--- Instructions for the task ---
Each entry needs to be retyped exactly.

--- Task material ---

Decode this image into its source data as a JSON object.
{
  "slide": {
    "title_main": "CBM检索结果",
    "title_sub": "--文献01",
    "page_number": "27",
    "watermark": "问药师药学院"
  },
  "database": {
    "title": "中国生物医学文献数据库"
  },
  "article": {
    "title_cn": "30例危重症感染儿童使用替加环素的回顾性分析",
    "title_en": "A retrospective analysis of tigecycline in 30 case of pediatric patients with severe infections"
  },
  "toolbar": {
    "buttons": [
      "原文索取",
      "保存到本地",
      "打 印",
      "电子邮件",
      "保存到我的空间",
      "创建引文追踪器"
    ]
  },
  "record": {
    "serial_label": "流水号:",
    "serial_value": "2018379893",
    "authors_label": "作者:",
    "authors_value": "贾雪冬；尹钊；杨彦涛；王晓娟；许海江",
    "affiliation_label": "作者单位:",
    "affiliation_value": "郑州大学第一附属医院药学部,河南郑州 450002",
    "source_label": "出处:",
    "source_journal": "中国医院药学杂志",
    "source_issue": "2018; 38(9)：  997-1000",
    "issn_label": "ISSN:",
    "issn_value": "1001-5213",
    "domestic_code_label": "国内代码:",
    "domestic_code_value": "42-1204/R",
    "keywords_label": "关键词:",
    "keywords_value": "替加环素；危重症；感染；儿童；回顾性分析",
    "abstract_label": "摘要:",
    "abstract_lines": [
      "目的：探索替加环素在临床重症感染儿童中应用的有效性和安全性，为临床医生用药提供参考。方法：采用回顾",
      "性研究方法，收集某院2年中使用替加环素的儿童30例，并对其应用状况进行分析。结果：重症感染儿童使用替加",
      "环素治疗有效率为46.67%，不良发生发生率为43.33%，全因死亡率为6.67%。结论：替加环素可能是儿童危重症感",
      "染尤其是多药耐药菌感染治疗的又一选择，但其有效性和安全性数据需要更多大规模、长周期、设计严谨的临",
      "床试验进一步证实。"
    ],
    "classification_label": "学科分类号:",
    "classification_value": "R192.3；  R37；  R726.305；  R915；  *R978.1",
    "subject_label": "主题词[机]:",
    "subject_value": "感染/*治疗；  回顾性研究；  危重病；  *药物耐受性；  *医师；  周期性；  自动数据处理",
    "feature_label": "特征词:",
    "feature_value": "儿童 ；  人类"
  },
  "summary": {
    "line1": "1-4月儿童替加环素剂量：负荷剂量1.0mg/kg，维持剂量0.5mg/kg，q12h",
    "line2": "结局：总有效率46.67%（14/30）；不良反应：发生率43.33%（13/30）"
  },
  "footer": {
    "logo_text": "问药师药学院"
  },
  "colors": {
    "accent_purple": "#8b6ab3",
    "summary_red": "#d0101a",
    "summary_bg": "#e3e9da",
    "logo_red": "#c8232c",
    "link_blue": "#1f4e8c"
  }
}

--- Completed exercise ---
Decode this image into its source data as a JSON object.
{
  "slide": {
    "title_main": "CBM检索结果",
    "title_sub": "--文献01",
    "page_number": "27",
    "watermark": "问药师药学院"
  },
  "database": {
    "title": "中国生物医学文献数据库"
  },
  "article": {
    "title_cn": "30例危重症感染儿童使用替加环素的回顾性分析",
    "title_en": "A retrospective analysis of tigecycline in 30 case of pediatric patients with severe infections"
  },
  "toolbar": {
    "buttons": [
      "原文索取",
      "保存到本地",
      "打 印",
      "电子邮件",
      "保存到我的空间",
      "创建引文追踪器"
    ]
  },
  "record": {
    "serial_label": "流水号:",
    "serial_value": "2018379893",
    "authors_label": "作者:",
    "authors_value": "贾雪冬；尹钊；杨彦涛；王晓娟；许海江",
    "affiliation_label": "作者单位:",
    "affiliation_value": "郑州大学第一附属医院药学部,河南郑州 450002",
    "source_label": "出处:",
    "source_journal": "中国医院药学杂志",
    "source_issue": "2018; 38(9)：  997-1000",
    "issn_label": "ISSN:",
    "issn_value": "1001-5213",
    "domestic_code_label": "国内代码:",
    "domestic_code_value": "42-1204/R",
    "keywords_label": "关键词:",
    "keywords_value": "替加环素；危重症；感染；儿童；回顾性分析",
    "abstract_label": "摘要:",
    "abstract_lines": [
      "目的：探索替加环素在临床重症感染儿童中应用的有效性和安全性，为临床医生用药提供参考。方法：采用回顾",
      "性研究方法，收集某院2年中使用替加环素的儿童30例，并对其应用状况进行分析。结果：重症感染儿童使用替加",
      "环素治疗有效率为46.67%，不良发生发生率为43.33%，全因死亡率为6.67%。结论：替加环素可能是儿童危重症感",
      "染尤其是多药耐药菌感染治疗的又一选择，但其有效性和安全性数据需要更多大规模、长周期、设计严谨的临",
      "床试验进一步证实。"
    ],
    "classification_label": "学科分类号:",
    "classification_value": "R192.3；  R37；  R726.305；  R915；  *R978.1",
    "subject_label": "主题词[机]:",
    "subject_value": "感染/*治疗；  回顾性研究；  危重病；  *药物耐受性；  *医师；  周期性；  自动数据处理",
    "feature_label": "特征词:",
    "feature_value": "儿童 ；  人类"
  },
  "summary": {
    "line1": "1-4月儿童替加环素剂量：负荷剂量1.0mg/kg，维持剂量0.5mg/kg，q12h",
    "line2": "结局：总有效率46.67%（14/30）；不良反应：发生率43.33%（13/30）"
  },
  "footer": {
    "logo_text": "问药师药学院"
  },
  "colors": {
    "accent_purple": "#8b6ab3",
    "summary_red": "#d0101a",
    "summary_bg": "#e3e9da",
    "logo_red": "#c8232c",
    "link_blue": "#1f4e8c"
  }
}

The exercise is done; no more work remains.